» **GOAL OF THE EXERCISE**: Can you put each line of the records below into a Markdown table with the columns Row and Line, numbering the rows, skipping blank lines, and leaving the pictures out?

» **GIVEN DATA**:
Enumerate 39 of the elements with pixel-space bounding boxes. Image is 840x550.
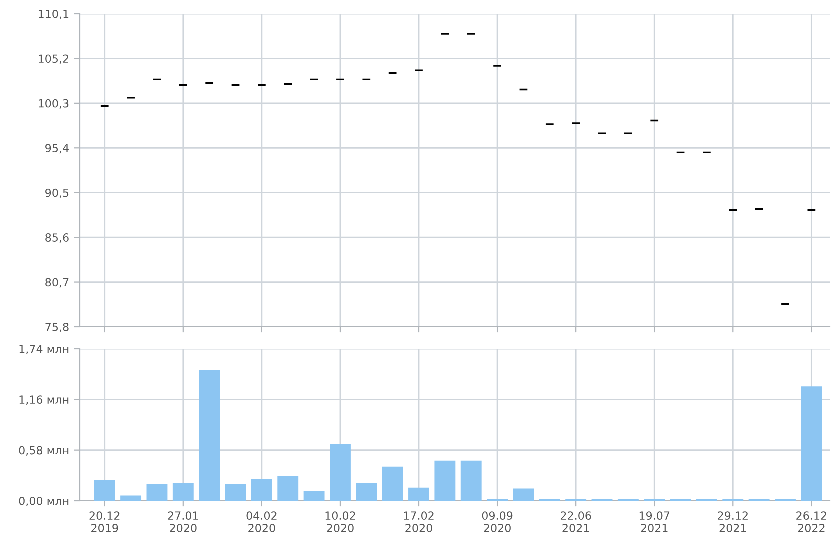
bar <box>408 488 430 501</box>
x-tick-label: 29.12 2021 <box>718 512 748 532</box>
bar <box>513 488 534 501</box>
bar <box>120 496 142 501</box>
bar <box>146 484 168 501</box>
x-tick-label: 09.09 2020 <box>482 512 513 532</box>
y-tick-label: 85,6 <box>46 234 69 244</box>
x-tick-label: 17.02 2020 <box>404 512 434 532</box>
bar <box>382 466 404 501</box>
bar <box>94 480 116 501</box>
bar <box>304 491 325 501</box>
y-tick-label: 90,5 <box>46 188 69 198</box>
bar <box>330 444 351 501</box>
y-tick-label: 105,2 <box>38 54 68 64</box>
x-tick-label: 27.01 2020 <box>168 512 198 532</box>
y-tick-label: 0,00 млн <box>19 496 69 507</box>
x-tick-label: 20.12 2019 <box>90 512 120 532</box>
bar <box>801 386 822 501</box>
bar <box>278 476 299 501</box>
x-tick-label: 04.02 2020 <box>246 512 277 532</box>
bar <box>199 370 220 501</box>
bar <box>251 479 272 501</box>
bar <box>434 460 456 501</box>
bar <box>356 484 378 501</box>
bar <box>460 460 482 501</box>
x-tick-label: 10.02 2020 <box>326 512 356 532</box>
y-tick-label: 1,16 млн <box>20 396 69 406</box>
y-tick-label: 1,74 млн <box>20 345 69 355</box>
bar <box>225 484 246 501</box>
y-tick-label: 80,7 <box>46 278 69 288</box>
y-tick-label: 100,3 <box>38 99 69 109</box>
x-tick-label: 22.06 2021 <box>560 512 592 532</box>
y-tick-label: 95,4 <box>46 144 69 154</box>
bar <box>172 484 194 501</box>
y-tick-label: 75,8 <box>46 322 69 333</box>
x-tick-label: 26.12 2022 <box>796 512 826 532</box>
y-tick-label: 0,58 млн <box>19 446 69 456</box>
x-tick-label: 19.07 2021 <box>640 512 670 532</box>
y-tick-label: 110,1 <box>38 10 69 20</box>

» **RESPONSE TO THE TASK**:
| Row | Line |
|---|---|
| 1 | Enumerate 39 of the elements with pixel-space bounding boxes. Image is 840x550. |
| 2 | bar <box>408 488 430 501</box> |
| 3 | x-tick-label: 29.12 2021 <box>718 512 748 532</box> |
| 4 | bar <box>513 488 534 501</box> |
| 5 | bar <box>120 496 142 501</box> |
| 6 | bar <box>146 484 168 501</box> |
| 7 | x-tick-label: 09.09 2020 <box>482 512 513 532</box> |
| 8 | y-tick-label: 85,6 <box>46 234 69 244</box> |
| 9 | x-tick-label: 17.02 2020 <box>404 512 434 532</box> |
| 10 | bar <box>382 466 404 501</box> |
| 11 | bar <box>94 480 116 501</box> |
| 12 | bar <box>304 491 325 501</box> |
| 13 | y-tick-label: 90,5 <box>46 188 69 198</box> |
| 14 | bar <box>330 444 351 501</box> |
| 15 | y-tick-label: 105,2 <box>38 54 68 64</box> |
| 16 | x-tick-label: 27.01 2020 <box>168 512 198 532</box> |
| 17 | y-tick-label: 0,00 млн <box>19 496 69 507</box> |
| 18 | x-tick-label: 20.12 2019 <box>90 512 120 532</box> |
| 19 | bar <box>801 386 822 501</box> |
| 20 | bar <box>278 476 299 501</box> |
| 21 | x-tick-label: 04.02 2020 <box>246 512 277 532</box> |
| 22 | bar <box>199 370 220 501</box> |
| 23 | bar <box>251 479 272 501</box> |
| 24 | bar <box>434 460 456 501</box> |
| 25 | bar <box>356 484 378 501</box> |
| 26 | bar <box>460 460 482 501</box> |
| 27 | x-tick-label: 10.02 2020 <box>326 512 356 532</box> |
| 28 | y-tick-label: 1,16 млн <box>20 396 69 406</box> |
| 29 | y-tick-label: 1,74 млн <box>20 345 69 355</box> |
| 30 | bar <box>225 484 246 501</box> |
| 31 | y-tick-label: 80,7 <box>46 278 69 288</box> |
| 32 | y-tick-label: 100,3 <box>38 99 69 109</box> |
| 33 | x-tick-label: 22.06 2021 <box>560 512 592 532</box> |
| 34 | y-tick-label: 95,4 <box>46 144 69 154</box> |
| 35 | bar <box>172 484 194 501</box> |
| 36 | y-tick-label: 75,8 <box>46 322 69 333</box> |
| 37 | x-tick-label: 26.12 2022 <box>796 512 826 532</box> |
| 38 | y-tick-label: 0,58 млн <box>19 446 69 456</box> |
| 39 | x-tick-label: 19.07 2021 <box>640 512 670 532</box> |
| 40 | y-tick-label: 110,1 <box>38 10 69 20</box> |